• **Excerpted data**
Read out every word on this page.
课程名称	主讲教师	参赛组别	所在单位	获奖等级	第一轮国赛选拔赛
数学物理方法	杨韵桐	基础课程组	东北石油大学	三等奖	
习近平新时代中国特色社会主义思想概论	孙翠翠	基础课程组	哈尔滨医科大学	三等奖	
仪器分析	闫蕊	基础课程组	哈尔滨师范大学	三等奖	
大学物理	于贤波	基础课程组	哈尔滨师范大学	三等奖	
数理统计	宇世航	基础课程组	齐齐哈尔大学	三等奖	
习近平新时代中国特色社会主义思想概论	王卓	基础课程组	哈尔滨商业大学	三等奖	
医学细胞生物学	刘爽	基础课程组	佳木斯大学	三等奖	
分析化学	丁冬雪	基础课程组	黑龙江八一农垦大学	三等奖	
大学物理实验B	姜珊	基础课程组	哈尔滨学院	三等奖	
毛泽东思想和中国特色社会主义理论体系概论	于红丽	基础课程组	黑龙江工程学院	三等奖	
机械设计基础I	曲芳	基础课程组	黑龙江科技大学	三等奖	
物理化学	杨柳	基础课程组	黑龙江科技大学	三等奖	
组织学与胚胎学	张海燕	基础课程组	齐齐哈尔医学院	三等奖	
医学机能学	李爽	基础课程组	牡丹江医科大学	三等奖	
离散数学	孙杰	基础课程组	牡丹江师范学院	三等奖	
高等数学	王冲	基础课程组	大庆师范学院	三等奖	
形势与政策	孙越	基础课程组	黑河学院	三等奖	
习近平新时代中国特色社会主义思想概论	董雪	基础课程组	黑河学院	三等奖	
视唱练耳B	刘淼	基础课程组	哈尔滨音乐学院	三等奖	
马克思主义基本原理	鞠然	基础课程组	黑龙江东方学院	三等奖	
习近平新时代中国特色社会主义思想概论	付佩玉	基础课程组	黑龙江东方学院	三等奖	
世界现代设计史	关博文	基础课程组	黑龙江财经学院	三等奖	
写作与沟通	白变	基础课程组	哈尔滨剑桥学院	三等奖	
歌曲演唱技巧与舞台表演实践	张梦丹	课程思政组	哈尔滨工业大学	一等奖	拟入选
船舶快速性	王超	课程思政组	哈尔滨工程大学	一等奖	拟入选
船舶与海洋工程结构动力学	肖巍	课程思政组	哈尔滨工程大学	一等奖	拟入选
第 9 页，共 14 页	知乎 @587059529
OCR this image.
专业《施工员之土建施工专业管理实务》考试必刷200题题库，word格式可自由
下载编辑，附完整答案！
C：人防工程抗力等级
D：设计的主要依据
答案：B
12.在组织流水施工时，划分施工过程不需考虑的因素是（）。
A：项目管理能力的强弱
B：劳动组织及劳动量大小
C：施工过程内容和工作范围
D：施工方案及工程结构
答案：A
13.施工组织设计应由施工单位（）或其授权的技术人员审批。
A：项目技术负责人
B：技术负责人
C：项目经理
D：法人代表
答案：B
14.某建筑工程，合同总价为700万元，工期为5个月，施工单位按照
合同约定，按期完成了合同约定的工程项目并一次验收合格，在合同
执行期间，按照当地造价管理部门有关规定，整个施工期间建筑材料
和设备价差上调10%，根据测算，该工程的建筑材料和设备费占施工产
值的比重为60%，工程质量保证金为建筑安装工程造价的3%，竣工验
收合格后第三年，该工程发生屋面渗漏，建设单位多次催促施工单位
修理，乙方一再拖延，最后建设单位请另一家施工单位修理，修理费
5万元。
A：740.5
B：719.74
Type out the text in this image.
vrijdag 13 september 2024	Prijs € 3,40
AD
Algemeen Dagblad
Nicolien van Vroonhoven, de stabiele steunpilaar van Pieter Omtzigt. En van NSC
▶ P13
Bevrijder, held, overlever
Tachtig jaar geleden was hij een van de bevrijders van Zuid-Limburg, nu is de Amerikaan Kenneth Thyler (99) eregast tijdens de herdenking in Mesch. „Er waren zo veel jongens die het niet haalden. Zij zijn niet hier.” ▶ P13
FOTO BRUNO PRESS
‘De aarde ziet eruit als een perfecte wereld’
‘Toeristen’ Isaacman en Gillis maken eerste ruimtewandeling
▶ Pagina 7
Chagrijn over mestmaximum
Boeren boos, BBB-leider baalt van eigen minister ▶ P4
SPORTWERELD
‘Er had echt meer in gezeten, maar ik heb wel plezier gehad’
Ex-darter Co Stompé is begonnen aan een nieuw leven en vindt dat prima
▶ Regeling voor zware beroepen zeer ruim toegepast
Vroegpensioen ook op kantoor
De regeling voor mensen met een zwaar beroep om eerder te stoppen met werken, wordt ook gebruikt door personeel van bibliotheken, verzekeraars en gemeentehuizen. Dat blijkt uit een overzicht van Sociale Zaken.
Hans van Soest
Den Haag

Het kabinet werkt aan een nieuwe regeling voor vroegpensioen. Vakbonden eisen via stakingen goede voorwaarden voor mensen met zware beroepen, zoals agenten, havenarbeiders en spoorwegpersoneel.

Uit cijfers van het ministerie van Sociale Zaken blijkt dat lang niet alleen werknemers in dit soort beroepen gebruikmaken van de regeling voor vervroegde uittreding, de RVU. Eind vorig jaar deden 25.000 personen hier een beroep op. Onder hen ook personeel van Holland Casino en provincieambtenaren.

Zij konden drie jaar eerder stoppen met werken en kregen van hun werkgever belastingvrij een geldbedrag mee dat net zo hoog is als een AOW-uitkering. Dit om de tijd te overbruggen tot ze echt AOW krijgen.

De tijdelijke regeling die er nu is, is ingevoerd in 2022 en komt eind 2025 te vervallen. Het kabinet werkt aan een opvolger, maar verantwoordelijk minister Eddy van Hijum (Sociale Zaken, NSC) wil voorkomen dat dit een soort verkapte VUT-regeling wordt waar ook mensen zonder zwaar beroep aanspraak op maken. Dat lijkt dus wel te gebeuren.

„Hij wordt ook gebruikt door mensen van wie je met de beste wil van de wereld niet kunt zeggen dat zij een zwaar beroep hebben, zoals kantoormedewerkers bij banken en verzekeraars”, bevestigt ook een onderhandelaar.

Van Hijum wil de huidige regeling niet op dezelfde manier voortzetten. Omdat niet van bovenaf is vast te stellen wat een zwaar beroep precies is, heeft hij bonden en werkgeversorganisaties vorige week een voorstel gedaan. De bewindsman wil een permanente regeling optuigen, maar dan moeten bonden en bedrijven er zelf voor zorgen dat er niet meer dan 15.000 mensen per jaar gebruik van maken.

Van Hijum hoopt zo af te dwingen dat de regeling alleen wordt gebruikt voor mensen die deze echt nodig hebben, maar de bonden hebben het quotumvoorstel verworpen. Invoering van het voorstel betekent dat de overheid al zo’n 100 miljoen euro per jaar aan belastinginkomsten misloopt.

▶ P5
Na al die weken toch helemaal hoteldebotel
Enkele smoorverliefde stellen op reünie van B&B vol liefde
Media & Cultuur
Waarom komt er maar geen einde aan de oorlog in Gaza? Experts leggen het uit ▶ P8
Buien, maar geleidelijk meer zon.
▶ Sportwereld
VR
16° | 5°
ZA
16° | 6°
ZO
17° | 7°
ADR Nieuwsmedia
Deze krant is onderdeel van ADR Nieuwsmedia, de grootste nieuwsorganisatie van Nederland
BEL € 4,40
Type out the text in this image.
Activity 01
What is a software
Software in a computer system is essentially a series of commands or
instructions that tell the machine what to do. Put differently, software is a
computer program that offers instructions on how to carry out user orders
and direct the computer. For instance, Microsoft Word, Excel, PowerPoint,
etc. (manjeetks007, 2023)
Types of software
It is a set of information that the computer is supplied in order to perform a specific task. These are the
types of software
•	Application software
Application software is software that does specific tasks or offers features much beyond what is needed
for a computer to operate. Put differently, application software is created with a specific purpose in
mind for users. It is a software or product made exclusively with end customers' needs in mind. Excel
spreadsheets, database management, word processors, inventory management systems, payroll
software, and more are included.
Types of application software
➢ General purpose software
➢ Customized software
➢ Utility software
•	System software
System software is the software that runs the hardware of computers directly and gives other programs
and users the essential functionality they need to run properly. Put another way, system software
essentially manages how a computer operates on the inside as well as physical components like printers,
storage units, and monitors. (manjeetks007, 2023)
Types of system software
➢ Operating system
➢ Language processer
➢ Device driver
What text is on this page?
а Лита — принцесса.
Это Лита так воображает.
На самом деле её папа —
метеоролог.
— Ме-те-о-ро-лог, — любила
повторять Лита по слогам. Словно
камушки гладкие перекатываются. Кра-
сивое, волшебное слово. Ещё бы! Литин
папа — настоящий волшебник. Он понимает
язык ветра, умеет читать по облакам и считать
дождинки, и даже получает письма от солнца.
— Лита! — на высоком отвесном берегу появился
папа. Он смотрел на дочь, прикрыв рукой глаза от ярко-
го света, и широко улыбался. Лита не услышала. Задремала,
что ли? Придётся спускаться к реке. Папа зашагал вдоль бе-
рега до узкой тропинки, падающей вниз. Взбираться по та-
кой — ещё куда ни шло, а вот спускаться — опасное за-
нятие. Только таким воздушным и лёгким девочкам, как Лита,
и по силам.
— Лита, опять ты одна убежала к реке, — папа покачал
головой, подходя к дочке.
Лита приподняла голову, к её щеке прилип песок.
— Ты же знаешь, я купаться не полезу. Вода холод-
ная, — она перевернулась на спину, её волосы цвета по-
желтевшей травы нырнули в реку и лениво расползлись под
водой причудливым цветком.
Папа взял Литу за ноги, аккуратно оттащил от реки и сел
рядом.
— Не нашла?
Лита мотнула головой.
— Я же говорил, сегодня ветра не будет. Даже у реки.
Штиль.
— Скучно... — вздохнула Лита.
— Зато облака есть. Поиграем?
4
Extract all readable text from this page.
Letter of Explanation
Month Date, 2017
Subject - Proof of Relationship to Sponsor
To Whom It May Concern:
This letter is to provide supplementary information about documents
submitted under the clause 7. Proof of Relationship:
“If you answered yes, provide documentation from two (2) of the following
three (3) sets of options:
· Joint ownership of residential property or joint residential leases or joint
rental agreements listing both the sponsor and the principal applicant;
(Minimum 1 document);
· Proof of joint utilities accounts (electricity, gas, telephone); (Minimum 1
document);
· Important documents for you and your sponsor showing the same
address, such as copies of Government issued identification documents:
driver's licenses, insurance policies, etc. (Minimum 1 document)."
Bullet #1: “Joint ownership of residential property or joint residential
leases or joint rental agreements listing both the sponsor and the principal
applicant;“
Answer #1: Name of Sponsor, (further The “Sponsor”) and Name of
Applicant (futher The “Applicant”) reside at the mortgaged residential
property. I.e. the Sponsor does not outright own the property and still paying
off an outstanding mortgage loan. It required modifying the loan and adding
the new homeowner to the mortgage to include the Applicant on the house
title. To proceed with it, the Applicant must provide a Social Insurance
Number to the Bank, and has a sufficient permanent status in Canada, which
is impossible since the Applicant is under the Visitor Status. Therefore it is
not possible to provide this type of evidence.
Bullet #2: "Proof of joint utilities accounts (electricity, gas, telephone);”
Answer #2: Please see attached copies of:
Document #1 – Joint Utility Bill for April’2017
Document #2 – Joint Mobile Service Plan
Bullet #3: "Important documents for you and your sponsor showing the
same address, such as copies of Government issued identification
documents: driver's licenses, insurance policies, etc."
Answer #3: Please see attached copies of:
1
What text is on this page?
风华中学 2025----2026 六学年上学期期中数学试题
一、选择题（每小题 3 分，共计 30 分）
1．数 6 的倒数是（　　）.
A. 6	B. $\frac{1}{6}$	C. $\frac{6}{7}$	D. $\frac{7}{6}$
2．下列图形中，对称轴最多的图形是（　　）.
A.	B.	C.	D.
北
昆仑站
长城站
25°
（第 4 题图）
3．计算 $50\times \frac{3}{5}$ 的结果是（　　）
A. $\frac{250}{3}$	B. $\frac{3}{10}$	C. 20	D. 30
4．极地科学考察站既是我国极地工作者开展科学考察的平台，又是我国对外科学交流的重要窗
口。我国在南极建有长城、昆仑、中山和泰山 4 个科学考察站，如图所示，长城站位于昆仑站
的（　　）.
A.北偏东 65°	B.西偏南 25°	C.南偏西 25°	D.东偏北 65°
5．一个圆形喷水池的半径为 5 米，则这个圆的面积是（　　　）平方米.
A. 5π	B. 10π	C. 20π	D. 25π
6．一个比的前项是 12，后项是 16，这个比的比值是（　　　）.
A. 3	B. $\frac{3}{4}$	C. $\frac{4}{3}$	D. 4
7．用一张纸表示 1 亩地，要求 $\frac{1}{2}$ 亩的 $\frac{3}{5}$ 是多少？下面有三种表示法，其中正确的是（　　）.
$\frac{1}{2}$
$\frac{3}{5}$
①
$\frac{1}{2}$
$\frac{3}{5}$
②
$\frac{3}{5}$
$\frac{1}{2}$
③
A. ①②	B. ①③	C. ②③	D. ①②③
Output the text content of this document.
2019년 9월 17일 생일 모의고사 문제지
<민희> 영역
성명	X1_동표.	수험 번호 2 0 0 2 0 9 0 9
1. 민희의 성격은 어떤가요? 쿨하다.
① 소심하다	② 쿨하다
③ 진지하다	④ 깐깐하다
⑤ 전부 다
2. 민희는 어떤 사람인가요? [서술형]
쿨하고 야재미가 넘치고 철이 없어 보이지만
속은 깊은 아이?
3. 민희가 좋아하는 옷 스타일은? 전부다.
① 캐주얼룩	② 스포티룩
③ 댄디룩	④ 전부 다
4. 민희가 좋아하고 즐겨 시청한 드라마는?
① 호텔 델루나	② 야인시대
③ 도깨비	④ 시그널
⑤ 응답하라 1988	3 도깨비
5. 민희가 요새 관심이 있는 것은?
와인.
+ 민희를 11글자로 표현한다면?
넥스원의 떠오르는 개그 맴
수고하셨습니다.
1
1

• **Short exercise**
Print nothing but the lines from the line with "Output the text content of this document." to the last line of the records above. Both of those lines count.

• **Answer to the problem**
Output the text content of this document.
2019년 9월 17일 생일 모의고사 문제지
<민희> 영역
성명	X1_동표.	수험 번호 2 0 0 2 0 9 0 9
1. 민희의 성격은 어떤가요? 쿨하다.
① 소심하다	② 쿨하다
③ 진지하다	④ 깐깐하다
⑤ 전부 다
2. 민희는 어떤 사람인가요? [서술형]
쿨하고 야재미가 넘치고 철이 없어 보이지만
속은 깊은 아이?
3. 민희가 좋아하는 옷 스타일은? 전부다.
① 캐주얼룩	② 스포티룩
③ 댄디룩	④ 전부 다
4. 민희가 좋아하고 즐겨 시청한 드라마는?
① 호텔 델루나	② 야인시대
③ 도깨비	④ 시그널
⑤ 응답하라 1988	3 도깨비
5. 민희가 요새 관심이 있는 것은?
와인.
+ 민희를 11글자로 표현한다면?
넥스원의 떠오르는 개그 맴
수고하셨습니다.
1
1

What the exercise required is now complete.